[What this task involves]
Pull every line that holds the word "practice" from the entries.

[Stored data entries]
--*--

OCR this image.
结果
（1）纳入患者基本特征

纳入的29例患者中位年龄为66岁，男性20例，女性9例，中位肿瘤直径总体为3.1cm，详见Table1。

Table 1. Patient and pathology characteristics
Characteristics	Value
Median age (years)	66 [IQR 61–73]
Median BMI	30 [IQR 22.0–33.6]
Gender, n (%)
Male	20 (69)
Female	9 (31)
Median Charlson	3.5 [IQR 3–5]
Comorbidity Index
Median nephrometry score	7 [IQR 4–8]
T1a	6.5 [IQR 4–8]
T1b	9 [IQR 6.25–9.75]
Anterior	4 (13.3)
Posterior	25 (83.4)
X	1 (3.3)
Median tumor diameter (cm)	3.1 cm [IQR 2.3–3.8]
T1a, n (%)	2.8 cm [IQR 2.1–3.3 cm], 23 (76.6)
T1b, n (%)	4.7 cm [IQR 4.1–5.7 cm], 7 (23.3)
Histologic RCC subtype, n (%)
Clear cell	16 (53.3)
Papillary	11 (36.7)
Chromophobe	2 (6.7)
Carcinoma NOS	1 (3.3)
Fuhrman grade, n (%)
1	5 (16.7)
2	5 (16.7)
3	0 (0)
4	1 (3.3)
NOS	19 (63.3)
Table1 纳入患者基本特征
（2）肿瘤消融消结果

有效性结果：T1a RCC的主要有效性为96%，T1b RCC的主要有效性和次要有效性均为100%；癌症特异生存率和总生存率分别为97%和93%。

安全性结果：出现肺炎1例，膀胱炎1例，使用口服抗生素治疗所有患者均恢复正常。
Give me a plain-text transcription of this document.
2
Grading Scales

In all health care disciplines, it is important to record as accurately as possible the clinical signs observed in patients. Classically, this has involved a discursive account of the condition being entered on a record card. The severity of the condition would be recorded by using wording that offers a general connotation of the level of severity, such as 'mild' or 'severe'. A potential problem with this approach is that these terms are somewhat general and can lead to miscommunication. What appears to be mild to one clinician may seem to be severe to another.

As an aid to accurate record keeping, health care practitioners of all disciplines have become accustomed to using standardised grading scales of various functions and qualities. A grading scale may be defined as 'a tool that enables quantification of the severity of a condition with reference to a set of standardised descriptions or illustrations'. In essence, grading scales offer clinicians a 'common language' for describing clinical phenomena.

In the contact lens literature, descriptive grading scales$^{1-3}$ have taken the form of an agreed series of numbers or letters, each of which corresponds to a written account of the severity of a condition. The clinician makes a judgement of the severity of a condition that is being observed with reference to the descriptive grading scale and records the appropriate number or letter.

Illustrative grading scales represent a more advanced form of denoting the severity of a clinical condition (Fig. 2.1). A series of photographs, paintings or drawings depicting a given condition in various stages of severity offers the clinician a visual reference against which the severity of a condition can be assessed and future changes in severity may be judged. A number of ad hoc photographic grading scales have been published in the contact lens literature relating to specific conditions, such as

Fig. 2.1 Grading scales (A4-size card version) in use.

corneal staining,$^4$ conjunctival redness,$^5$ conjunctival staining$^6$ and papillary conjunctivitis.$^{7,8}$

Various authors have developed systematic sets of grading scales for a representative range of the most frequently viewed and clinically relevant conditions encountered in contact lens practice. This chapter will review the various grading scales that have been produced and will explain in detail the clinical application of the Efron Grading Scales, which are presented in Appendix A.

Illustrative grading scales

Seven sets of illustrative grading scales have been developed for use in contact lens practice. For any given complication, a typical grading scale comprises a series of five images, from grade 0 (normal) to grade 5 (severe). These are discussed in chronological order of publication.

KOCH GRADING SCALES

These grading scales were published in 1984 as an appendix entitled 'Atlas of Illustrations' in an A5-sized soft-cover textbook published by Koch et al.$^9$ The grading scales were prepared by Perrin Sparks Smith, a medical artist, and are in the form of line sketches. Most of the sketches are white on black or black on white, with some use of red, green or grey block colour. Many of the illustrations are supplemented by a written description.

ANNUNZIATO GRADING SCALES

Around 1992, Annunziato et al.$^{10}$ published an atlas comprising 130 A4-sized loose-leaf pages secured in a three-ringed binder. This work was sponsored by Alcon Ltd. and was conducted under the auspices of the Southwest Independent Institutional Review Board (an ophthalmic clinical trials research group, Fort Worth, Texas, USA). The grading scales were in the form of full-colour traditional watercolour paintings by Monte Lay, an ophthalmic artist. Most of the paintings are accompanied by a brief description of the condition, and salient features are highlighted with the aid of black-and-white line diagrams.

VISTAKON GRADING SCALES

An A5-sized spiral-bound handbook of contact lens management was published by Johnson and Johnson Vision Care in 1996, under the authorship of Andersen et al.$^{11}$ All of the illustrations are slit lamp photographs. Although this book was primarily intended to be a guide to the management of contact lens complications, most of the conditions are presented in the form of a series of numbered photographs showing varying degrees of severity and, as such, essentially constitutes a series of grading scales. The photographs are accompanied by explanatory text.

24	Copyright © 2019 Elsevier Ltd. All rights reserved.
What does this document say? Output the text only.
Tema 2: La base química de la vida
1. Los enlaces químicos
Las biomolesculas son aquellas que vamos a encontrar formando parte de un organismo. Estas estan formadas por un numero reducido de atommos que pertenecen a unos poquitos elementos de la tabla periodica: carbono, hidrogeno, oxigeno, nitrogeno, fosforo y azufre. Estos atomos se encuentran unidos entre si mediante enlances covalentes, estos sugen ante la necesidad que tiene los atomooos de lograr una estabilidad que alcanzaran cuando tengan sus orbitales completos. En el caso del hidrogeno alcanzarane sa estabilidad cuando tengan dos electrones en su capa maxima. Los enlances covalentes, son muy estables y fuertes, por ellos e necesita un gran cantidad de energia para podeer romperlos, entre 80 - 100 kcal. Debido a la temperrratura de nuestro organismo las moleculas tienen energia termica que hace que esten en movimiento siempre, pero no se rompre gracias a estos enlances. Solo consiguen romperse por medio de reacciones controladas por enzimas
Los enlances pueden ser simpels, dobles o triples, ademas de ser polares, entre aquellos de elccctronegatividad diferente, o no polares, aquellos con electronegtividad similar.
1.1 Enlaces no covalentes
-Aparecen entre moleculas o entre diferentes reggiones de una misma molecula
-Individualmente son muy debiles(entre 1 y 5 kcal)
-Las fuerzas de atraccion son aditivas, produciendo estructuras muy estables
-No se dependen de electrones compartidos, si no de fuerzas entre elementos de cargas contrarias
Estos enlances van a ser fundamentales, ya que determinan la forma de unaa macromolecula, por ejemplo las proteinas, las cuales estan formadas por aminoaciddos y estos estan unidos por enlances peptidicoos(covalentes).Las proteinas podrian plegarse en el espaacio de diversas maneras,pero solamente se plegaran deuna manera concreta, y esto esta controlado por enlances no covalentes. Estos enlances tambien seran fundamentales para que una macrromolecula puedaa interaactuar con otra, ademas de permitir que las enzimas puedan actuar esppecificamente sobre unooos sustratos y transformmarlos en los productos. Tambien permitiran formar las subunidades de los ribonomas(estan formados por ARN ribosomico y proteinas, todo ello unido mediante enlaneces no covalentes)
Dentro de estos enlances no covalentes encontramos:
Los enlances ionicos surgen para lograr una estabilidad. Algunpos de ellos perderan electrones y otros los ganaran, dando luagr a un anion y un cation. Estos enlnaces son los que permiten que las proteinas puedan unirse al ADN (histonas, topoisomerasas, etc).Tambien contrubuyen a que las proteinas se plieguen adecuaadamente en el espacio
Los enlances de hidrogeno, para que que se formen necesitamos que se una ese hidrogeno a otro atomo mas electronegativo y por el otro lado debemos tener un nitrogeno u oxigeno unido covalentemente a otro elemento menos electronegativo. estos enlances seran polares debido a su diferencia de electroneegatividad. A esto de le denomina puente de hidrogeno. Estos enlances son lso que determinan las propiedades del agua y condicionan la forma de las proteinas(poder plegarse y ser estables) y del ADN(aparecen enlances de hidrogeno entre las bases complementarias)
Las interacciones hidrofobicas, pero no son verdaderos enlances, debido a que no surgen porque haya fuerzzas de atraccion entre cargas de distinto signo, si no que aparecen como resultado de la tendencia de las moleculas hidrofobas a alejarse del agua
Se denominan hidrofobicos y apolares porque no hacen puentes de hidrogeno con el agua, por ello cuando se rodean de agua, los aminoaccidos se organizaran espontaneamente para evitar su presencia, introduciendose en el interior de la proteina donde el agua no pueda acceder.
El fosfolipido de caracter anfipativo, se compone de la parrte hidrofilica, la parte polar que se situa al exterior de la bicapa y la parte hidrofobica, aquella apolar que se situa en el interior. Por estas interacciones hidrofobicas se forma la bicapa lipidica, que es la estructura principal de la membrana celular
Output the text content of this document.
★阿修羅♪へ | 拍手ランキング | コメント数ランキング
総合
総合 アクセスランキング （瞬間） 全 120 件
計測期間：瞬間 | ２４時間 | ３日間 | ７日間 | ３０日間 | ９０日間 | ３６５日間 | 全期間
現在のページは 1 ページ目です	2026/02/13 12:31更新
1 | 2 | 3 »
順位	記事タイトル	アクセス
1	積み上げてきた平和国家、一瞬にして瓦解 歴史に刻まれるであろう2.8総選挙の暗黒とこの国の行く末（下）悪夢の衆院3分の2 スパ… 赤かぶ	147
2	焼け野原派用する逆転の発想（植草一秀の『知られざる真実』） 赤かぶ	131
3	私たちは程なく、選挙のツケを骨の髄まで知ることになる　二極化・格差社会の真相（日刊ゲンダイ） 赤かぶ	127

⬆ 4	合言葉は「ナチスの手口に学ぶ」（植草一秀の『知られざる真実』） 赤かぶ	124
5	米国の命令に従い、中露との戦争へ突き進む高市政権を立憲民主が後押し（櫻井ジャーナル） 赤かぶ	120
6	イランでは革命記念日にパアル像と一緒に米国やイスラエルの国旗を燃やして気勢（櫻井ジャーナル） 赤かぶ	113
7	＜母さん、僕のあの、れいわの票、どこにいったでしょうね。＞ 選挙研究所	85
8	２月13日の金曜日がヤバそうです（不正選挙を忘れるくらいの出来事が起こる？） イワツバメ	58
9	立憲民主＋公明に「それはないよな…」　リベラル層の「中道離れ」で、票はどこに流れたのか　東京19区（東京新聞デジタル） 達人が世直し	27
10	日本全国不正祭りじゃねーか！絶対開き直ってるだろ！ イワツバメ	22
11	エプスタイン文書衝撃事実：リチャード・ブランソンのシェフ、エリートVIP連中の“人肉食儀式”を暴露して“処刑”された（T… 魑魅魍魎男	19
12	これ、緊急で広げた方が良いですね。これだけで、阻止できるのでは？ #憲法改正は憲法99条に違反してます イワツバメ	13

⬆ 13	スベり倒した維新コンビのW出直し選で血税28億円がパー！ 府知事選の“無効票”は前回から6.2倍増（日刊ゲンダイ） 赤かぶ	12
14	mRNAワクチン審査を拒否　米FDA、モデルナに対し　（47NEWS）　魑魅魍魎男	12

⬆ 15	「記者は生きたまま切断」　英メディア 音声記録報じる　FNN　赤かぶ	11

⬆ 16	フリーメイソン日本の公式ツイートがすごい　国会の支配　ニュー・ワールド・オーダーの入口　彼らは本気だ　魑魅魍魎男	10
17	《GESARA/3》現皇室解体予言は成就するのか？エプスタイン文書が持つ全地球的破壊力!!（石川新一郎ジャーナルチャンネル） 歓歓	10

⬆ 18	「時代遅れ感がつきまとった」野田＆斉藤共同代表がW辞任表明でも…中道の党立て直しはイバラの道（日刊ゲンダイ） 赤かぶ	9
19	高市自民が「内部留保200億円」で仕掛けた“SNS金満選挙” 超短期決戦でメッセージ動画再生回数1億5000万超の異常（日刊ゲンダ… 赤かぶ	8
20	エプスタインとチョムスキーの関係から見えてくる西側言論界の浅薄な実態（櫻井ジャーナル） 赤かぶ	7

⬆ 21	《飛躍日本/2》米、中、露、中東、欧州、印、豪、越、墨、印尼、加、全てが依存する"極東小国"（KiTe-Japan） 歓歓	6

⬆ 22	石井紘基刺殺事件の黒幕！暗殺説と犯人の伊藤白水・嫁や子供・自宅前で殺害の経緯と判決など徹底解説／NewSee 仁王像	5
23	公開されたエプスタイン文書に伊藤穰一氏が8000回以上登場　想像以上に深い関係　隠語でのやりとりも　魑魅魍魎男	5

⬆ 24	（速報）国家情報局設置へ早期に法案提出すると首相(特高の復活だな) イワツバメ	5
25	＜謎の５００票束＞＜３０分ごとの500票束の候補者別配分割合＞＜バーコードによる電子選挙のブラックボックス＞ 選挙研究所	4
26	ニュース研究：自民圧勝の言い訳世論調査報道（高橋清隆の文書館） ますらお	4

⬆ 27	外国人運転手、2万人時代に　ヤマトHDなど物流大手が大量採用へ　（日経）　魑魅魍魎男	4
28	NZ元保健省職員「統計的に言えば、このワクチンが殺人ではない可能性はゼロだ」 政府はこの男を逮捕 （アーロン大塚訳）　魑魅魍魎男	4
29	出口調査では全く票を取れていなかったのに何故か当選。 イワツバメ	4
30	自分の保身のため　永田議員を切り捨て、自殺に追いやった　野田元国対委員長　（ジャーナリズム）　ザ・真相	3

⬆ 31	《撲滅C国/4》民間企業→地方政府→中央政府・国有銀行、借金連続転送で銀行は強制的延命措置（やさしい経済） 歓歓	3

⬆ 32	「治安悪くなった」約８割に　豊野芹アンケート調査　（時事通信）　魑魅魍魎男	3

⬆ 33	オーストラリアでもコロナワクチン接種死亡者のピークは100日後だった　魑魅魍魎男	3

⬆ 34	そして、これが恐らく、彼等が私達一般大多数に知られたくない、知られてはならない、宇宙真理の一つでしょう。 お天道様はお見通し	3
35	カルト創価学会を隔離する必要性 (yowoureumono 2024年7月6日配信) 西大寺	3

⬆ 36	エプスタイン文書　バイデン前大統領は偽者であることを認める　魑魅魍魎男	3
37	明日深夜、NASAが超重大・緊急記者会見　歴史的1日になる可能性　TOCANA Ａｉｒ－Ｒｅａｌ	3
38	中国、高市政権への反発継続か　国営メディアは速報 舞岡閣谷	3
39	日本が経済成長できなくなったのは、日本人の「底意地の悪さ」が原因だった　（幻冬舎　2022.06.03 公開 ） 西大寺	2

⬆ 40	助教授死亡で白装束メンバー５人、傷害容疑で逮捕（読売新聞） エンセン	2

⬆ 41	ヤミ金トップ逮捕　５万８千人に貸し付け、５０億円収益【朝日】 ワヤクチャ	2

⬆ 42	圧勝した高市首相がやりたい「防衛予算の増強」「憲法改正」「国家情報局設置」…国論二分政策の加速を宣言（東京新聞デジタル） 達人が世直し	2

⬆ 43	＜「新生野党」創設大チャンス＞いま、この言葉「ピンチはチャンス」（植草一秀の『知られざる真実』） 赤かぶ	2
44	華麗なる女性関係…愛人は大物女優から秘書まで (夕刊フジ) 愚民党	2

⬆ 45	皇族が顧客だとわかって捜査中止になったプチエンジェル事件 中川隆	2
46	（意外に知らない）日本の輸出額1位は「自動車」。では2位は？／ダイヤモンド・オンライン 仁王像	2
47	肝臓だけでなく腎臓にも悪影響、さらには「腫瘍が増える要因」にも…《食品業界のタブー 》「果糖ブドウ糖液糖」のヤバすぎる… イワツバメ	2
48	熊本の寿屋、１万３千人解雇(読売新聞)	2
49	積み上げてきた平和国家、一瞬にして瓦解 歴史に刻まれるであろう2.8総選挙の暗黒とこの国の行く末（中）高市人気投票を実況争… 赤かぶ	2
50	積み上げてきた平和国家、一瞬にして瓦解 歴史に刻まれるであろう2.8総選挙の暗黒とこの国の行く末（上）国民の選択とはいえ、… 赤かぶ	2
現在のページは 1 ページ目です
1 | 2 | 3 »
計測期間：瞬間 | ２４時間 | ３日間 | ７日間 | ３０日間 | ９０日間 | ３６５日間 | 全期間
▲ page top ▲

--*--

[Response below]
Various authors have developed systematic sets of grading scales for a representative range of the most frequently viewed and clinically relevant conditions encountered in contact lens practice. This chapter will review the various grading scales that have been produced and will explain in detail the clinical application of the Efron Grading Scales, which are presented in Appendix A.
Seven sets of illustrative grading scales have been developed for use in contact lens practice. For any given complication, a typical grading scale comprises a series of five images, from grade 0 (normal) to grade 5 (severe). These are discussed in chronological order of publication.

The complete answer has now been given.